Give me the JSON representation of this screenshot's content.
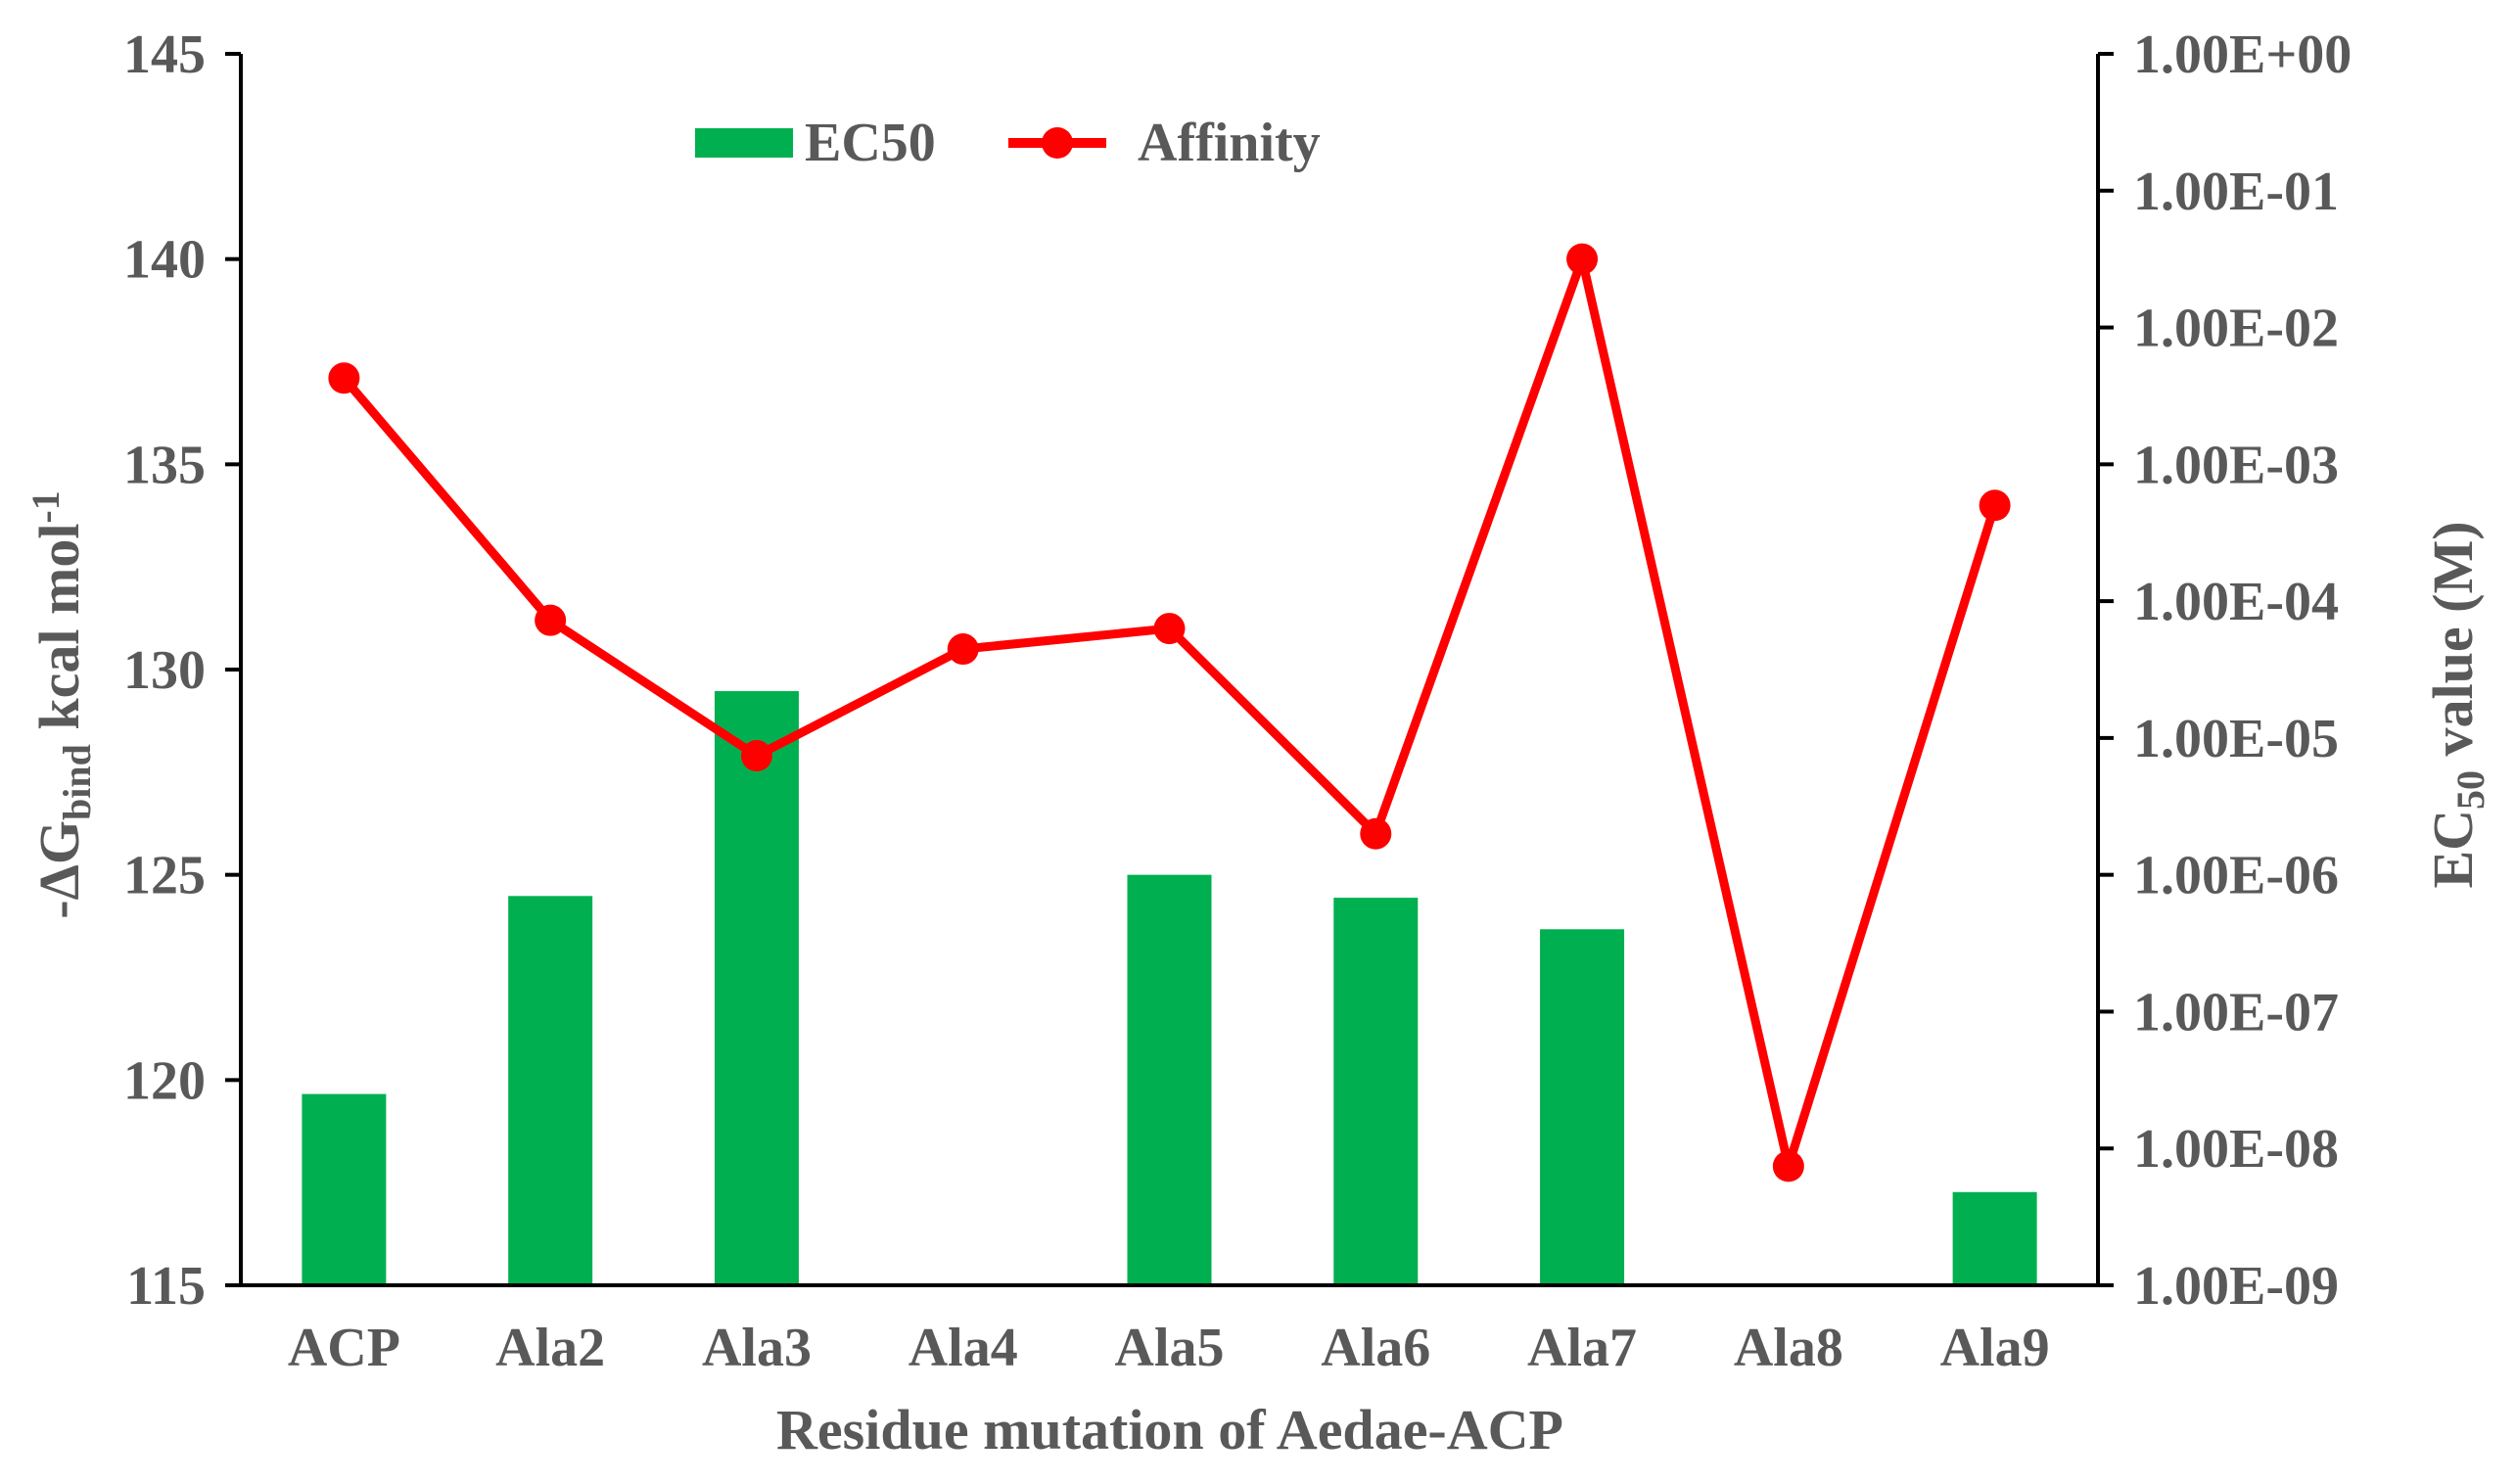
{
  "chart_data": {
    "type": "bar+line",
    "categories": [
      "ACP",
      "Ala2",
      "Ala3",
      "Ala4",
      "Ala5",
      "Ala6",
      "Ala7",
      "Ala8",
      "Ala9"
    ],
    "xlabel": "Residue mutation of Aedae-ACP",
    "ylabel_left": "-ΔGbind kcal mol-1",
    "ylabel_right": "EC50 value (M)",
    "left_axis": {
      "min": 115,
      "max": 145,
      "ticks": [
        115,
        120,
        125,
        130,
        135,
        140,
        145
      ]
    },
    "right_axis": {
      "scale": "log",
      "min": 1e-09,
      "max": 1,
      "ticks": [
        1e-09,
        1e-08,
        1e-07,
        1e-06,
        1e-05,
        0.0001,
        0.001,
        0.01,
        0.1,
        1
      ],
      "tick_labels": [
        "1.00E-09",
        "1.00E-08",
        "1.00E-07",
        "1.00E-06",
        "1.00E-05",
        "1.00E-04",
        "1.00E-03",
        "1.00E-02",
        "1.00E-01",
        "1.00E+00"
      ]
    },
    "series": [
      {
        "name": "EC50",
        "type": "bar",
        "axis": "right",
        "color": "#00B050",
        "values": [
          2.5e-08,
          7e-07,
          2.2e-05,
          null,
          1e-06,
          6.8e-07,
          4e-07,
          null,
          4.8e-09
        ]
      },
      {
        "name": "Affinity",
        "type": "line",
        "axis": "left",
        "color": "#FF0000",
        "values": [
          137.1,
          131.2,
          127.9,
          130.5,
          131.0,
          126.0,
          140.0,
          117.9,
          134.0
        ]
      }
    ],
    "legend_position": "top-left",
    "grid": false
  }
}
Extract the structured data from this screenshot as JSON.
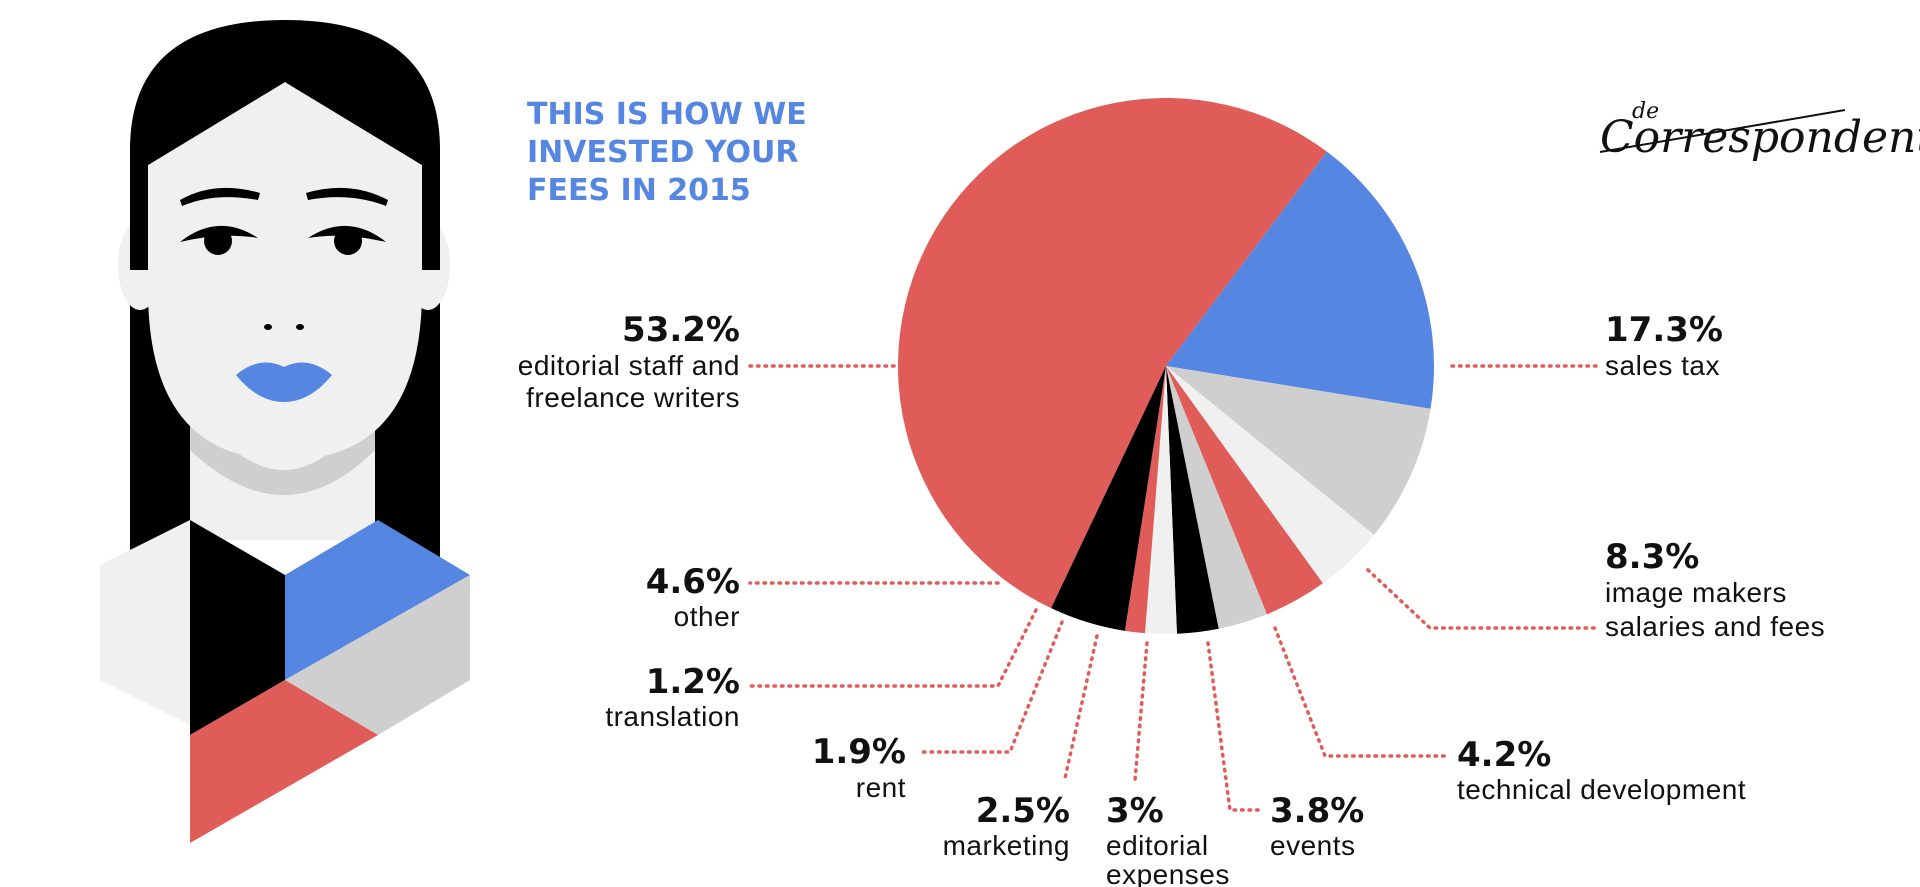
{
  "title_lines": [
    "THIS IS HOW WE",
    "INVESTED YOUR",
    "FEES IN 2015"
  ],
  "logo": {
    "small": "de",
    "main": "Correspondent"
  },
  "colors": {
    "red": "#e05c58",
    "blue": "#5486e2",
    "black": "#000000",
    "light_gray": "#f0f0f0",
    "mid_gray": "#cfcfcf",
    "leader": "#e05c58"
  },
  "chart_data": {
    "type": "pie",
    "title": "THIS IS HOW WE INVESTED YOUR FEES IN 2015",
    "unit": "%",
    "slices": [
      {
        "label": "editorial staff and freelance writers",
        "value": 53.2,
        "pct_label": "53.2%",
        "label_lines": [
          "editorial staff and",
          "freelance writers"
        ],
        "color": "#e05c58"
      },
      {
        "label": "sales tax",
        "value": 17.3,
        "pct_label": "17.3%",
        "label_lines": [
          "sales tax"
        ],
        "color": "#5486e2"
      },
      {
        "label": "image makers salaries and fees",
        "value": 8.3,
        "pct_label": "8.3%",
        "label_lines": [
          "image makers",
          "salaries and fees"
        ],
        "color": "#cfcfcf"
      },
      {
        "label": "technical development",
        "value": 4.2,
        "pct_label": "4.2%",
        "label_lines": [
          "technical development"
        ],
        "color": "#f0f0f0"
      },
      {
        "label": "events",
        "value": 3.8,
        "pct_label": "3.8%",
        "label_lines": [
          "events"
        ],
        "color": "#e05c58"
      },
      {
        "label": "editorial expenses",
        "value": 3,
        "pct_label": "3%",
        "label_lines": [
          "editorial",
          "expenses"
        ],
        "color": "#cfcfcf"
      },
      {
        "label": "marketing",
        "value": 2.5,
        "pct_label": "2.5%",
        "label_lines": [
          "marketing"
        ],
        "color": "#000000"
      },
      {
        "label": "rent",
        "value": 1.9,
        "pct_label": "1.9%",
        "label_lines": [
          "rent"
        ],
        "color": "#f0f0f0"
      },
      {
        "label": "translation",
        "value": 1.2,
        "pct_label": "1.2%",
        "label_lines": [
          "translation"
        ],
        "color": "#e05c58"
      },
      {
        "label": "other",
        "value": 4.6,
        "pct_label": "4.6%",
        "label_lines": [
          "other"
        ],
        "color": "#000000"
      }
    ]
  }
}
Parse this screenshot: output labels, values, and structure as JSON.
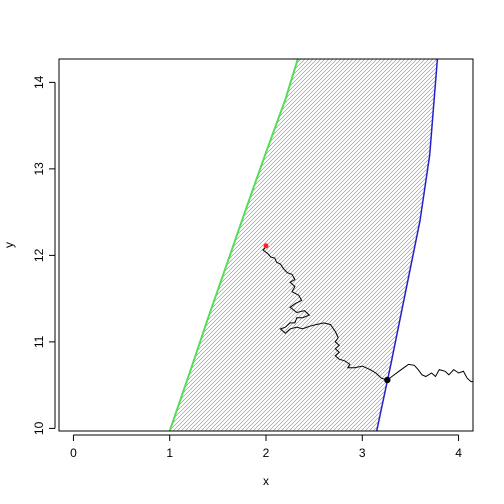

*-*-*

● Challenge: Copy each line of the records precisely and drop any images they hold.

● Result for this exercise:
Give me the JSON representation of this screenshot's content.
{
  "chart_data": {
    "type": "bar+line",
    "categories": [
      "ACP",
      "Ala2",
      "Ala3",
      "Ala4",
      "Ala5",
      "Ala6",
      "Ala7",
      "Ala8",
      "Ala9"
    ],
    "xlabel": "Residue mutation of Aedae-ACP",
    "ylabel_left": "-ΔGbind kcal mol-1",
    "ylabel_right": "EC50 value (M)",
    "left_axis": {
      "min": 115,
      "max": 145,
      "ticks": [
        115,
        120,
        125,
        130,
        135,
        140,
        145
      ]
    },
    "right_axis": {
      "scale": "log",
      "min": 1e-09,
      "max": 1,
      "ticks": [
        1e-09,
        1e-08,
        1e-07,
        1e-06,
        1e-05,
        0.0001,
        0.001,
        0.01,
        0.1,
        1
      ],
      "tick_labels": [
        "1.00E-09",
        "1.00E-08",
        "1.00E-07",
        "1.00E-06",
        "1.00E-05",
        "1.00E-04",
        "1.00E-03",
        "1.00E-02",
        "1.00E-01",
        "1.00E+00"
      ]
    },
    "series": [
      {
        "name": "EC50",
        "type": "bar",
        "axis": "right",
        "color": "#00B050",
        "values": [
          2.5e-08,
          7e-07,
          2.2e-05,
          null,
          1e-06,
          6.8e-07,
          4e-07,
          null,
          4.8e-09
        ]
      },
      {
        "name": "Affinity",
        "type": "line",
        "axis": "left",
        "color": "#FF0000",
        "values": [
          137.1,
          131.2,
          127.9,
          130.5,
          131.0,
          126.0,
          140.0,
          117.9,
          134.0
        ]
      }
    ],
    "legend_position": "top-left",
    "grid": false
  }
}
Extract the structured data from this screenshot as JSON.
{
  "title_lines": [
    "THIS IS HOW WE",
    "INVESTED YOUR",
    "FEES IN 2015"
  ],
  "logo": {
    "small": "de",
    "main": "Correspondent"
  },
  "colors": {
    "red": "#e05c58",
    "blue": "#5486e2",
    "black": "#000000",
    "light_gray": "#f0f0f0",
    "mid_gray": "#cfcfcf",
    "leader": "#e05c58"
  },
  "chart_data": {
    "type": "pie",
    "title": "THIS IS HOW WE INVESTED YOUR FEES IN 2015",
    "unit": "%",
    "slices": [
      {
        "label": "editorial staff and freelance writers",
        "value": 53.2,
        "pct_label": "53.2%",
        "label_lines": [
          "editorial staff and",
          "freelance writers"
        ],
        "color": "#e05c58"
      },
      {
        "label": "sales tax",
        "value": 17.3,
        "pct_label": "17.3%",
        "label_lines": [
          "sales tax"
        ],
        "color": "#5486e2"
      },
      {
        "label": "image makers salaries and fees",
        "value": 8.3,
        "pct_label": "8.3%",
        "label_lines": [
          "image makers",
          "salaries and fees"
        ],
        "color": "#cfcfcf"
      },
      {
        "label": "technical development",
        "value": 4.2,
        "pct_label": "4.2%",
        "label_lines": [
          "technical development"
        ],
        "color": "#f0f0f0"
      },
      {
        "label": "events",
        "value": 3.8,
        "pct_label": "3.8%",
        "label_lines": [
          "events"
        ],
        "color": "#e05c58"
      },
      {
        "label": "editorial expenses",
        "value": 3,
        "pct_label": "3%",
        "label_lines": [
          "editorial",
          "expenses"
        ],
        "color": "#cfcfcf"
      },
      {
        "label": "marketing",
        "value": 2.5,
        "pct_label": "2.5%",
        "label_lines": [
          "marketing"
        ],
        "color": "#000000"
      },
      {
        "label": "rent",
        "value": 1.9,
        "pct_label": "1.9%",
        "label_lines": [
          "rent"
        ],
        "color": "#f0f0f0"
      },
      {
        "label": "translation",
        "value": 1.2,
        "pct_label": "1.2%",
        "label_lines": [
          "translation"
        ],
        "color": "#e05c58"
      },
      {
        "label": "other",
        "value": 4.6,
        "pct_label": "4.6%",
        "label_lines": [
          "other"
        ],
        "color": "#000000"
      }
    ]
  }
}
Parse this screenshot: output labels, values, and structure as JSON.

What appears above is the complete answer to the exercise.